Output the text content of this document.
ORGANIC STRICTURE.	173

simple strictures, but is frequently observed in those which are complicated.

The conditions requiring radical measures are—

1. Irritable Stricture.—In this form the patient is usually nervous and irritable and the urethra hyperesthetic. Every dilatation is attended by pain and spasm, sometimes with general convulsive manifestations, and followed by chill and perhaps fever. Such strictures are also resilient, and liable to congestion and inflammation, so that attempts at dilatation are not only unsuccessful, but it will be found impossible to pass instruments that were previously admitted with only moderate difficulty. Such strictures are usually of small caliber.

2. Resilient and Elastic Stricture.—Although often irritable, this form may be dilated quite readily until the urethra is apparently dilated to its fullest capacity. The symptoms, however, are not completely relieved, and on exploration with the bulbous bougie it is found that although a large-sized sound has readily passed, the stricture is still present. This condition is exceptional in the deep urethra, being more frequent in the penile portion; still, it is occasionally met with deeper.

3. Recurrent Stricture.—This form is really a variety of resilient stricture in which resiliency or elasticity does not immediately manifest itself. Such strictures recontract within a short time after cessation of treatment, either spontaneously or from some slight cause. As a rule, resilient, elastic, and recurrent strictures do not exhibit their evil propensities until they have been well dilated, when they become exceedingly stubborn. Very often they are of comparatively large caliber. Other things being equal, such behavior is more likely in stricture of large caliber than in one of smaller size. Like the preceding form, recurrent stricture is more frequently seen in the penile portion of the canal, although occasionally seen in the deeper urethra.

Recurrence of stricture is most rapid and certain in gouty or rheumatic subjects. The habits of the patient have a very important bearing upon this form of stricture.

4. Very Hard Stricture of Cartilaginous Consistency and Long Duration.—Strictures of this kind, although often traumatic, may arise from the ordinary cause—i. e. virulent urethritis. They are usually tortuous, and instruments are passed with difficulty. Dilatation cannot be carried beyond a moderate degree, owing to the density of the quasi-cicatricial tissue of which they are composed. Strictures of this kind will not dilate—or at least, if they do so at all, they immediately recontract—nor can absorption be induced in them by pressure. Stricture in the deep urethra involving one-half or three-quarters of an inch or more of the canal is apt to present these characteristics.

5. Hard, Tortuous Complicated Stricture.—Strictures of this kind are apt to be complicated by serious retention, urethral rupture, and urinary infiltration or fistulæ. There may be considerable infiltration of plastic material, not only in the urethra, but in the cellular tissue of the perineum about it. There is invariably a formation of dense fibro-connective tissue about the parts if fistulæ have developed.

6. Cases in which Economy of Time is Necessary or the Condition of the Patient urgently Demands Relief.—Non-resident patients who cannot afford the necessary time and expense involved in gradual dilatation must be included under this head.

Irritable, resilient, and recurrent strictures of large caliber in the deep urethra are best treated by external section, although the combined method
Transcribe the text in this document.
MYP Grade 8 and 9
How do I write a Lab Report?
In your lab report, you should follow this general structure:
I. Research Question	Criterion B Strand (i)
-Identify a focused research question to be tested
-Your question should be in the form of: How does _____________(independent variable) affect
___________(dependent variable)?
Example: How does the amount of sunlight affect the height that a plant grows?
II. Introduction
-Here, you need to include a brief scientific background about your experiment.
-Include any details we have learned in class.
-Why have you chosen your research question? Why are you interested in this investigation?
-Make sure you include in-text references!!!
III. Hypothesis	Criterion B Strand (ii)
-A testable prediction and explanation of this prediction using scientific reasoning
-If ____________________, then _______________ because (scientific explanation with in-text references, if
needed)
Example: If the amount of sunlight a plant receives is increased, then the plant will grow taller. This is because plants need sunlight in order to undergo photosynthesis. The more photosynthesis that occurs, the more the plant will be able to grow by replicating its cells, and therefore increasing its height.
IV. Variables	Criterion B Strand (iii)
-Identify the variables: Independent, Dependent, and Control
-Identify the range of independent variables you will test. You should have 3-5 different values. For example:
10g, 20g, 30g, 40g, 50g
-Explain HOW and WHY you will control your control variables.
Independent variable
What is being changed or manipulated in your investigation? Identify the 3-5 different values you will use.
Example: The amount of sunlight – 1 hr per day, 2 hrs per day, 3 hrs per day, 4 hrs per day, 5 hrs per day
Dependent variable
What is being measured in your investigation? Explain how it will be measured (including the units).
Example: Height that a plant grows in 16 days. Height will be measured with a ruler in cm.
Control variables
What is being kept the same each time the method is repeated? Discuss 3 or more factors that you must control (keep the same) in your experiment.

####

WHAT TO PRODUCE: A verbatim output of all the data above is needed.

REPLY:
Output the text content of this document.
ORGANIC STRICTURE.	173

simple strictures, but is frequently observed in those which are complicated.

The conditions requiring radical measures are—

1. Irritable Stricture.—In this form the patient is usually nervous and irritable and the urethra hyperesthetic. Every dilatation is attended by pain and spasm, sometimes with general convulsive manifestations, and followed by chill and perhaps fever. Such strictures are also resilient, and liable to congestion and inflammation, so that attempts at dilatation are not only unsuccessful, but it will be found impossible to pass instruments that were previously admitted with only moderate difficulty. Such strictures are usually of small caliber.

2. Resilient and Elastic Stricture.—Although often irritable, this form may be dilated quite readily until the urethra is apparently dilated to its fullest capacity. The symptoms, however, are not completely relieved, and on exploration with the bulbous bougie it is found that although a large-sized sound has readily passed, the stricture is still present. This condition is exceptional in the deep urethra, being more frequent in the penile portion; still, it is occasionally met with deeper.

3. Recurrent Stricture.—This form is really a variety of resilient stricture in which resiliency or elasticity does not immediately manifest itself. Such strictures recontract within a short time after cessation of treatment, either spontaneously or from some slight cause. As a rule, resilient, elastic, and recurrent strictures do not exhibit their evil propensities until they have been well dilated, when they become exceedingly stubborn. Very often they are of comparatively large caliber. Other things being equal, such behavior is more likely in stricture of large caliber than in one of smaller size. Like the preceding form, recurrent stricture is more frequently seen in the penile portion of the canal, although occasionally seen in the deeper urethra.

Recurrence of stricture is most rapid and certain in gouty or rheumatic subjects. The habits of the patient have a very important bearing upon this form of stricture.

4. Very Hard Stricture of Cartilaginous Consistency and Long Duration.—Strictures of this kind, although often traumatic, may arise from the ordinary cause—i. e. virulent urethritis. They are usually tortuous, and instruments are passed with difficulty. Dilatation cannot be carried beyond a moderate degree, owing to the density of the quasi-cicatricial tissue of which they are composed. Strictures of this kind will not dilate—or at least, if they do so at all, they immediately recontract—nor can absorption be induced in them by pressure. Stricture in the deep urethra involving one-half or three-quarters of an inch or more of the canal is apt to present these characteristics.

5. Hard, Tortuous Complicated Stricture.—Strictures of this kind are apt to be complicated by serious retention, urethral rupture, and urinary infiltration or fistulæ. There may be considerable infiltration of plastic material, not only in the urethra, but in the cellular tissue of the perineum about it. There is invariably a formation of dense fibro-connective tissue about the parts if fistulæ have developed.

6. Cases in which Economy of Time is Necessary or the Condition of the Patient urgently Demands Relief.—Non-resident patients who cannot afford the necessary time and expense involved in gradual dilatation must be included under this head.

Irritable, resilient, and recurrent strictures of large caliber in the deep urethra are best treated by external section, although the combined method
Transcribe the text in this document.
MYP Grade 8 and 9
How do I write a Lab Report?
In your lab report, you should follow this general structure:
I. Research Question	Criterion B Strand (i)
-Identify a focused research question to be tested
-Your question should be in the form of: How does _____________(independent variable) affect
___________(dependent variable)?
Example: How does the amount of sunlight affect the height that a plant grows?
II. Introduction
-Here, you need to include a brief scientific background about your experiment.
-Include any details we have learned in class.
-Why have you chosen your research question? Why are you interested in this investigation?
-Make sure you include in-text references!!!
III. Hypothesis	Criterion B Strand (ii)
-A testable prediction and explanation of this prediction using scientific reasoning
-If ____________________, then _______________ because (scientific explanation with in-text references, if
needed)
Example: If the amount of sunlight a plant receives is increased, then the plant will grow taller. This is because plants need sunlight in order to undergo photosynthesis. The more photosynthesis that occurs, the more the plant will be able to grow by replicating its cells, and therefore increasing its height.
IV. Variables	Criterion B Strand (iii)
-Identify the variables: Independent, Dependent, and Control
-Identify the range of independent variables you will test. You should have 3-5 different values. For example:
10g, 20g, 30g, 40g, 50g
-Explain HOW and WHY you will control your control variables.
Independent variable
What is being changed or manipulated in your investigation? Identify the 3-5 different values you will use.
Example: The amount of sunlight – 1 hr per day, 2 hrs per day, 3 hrs per day, 4 hrs per day, 5 hrs per day
Dependent variable
What is being measured in your investigation? Explain how it will be measured (including the units).
Example: Height that a plant grows in 16 days. Height will be measured with a ruler in cm.
Control variables
What is being kept the same each time the method is repeated? Discuss 3 or more factors that you must control (keep the same) in your experiment.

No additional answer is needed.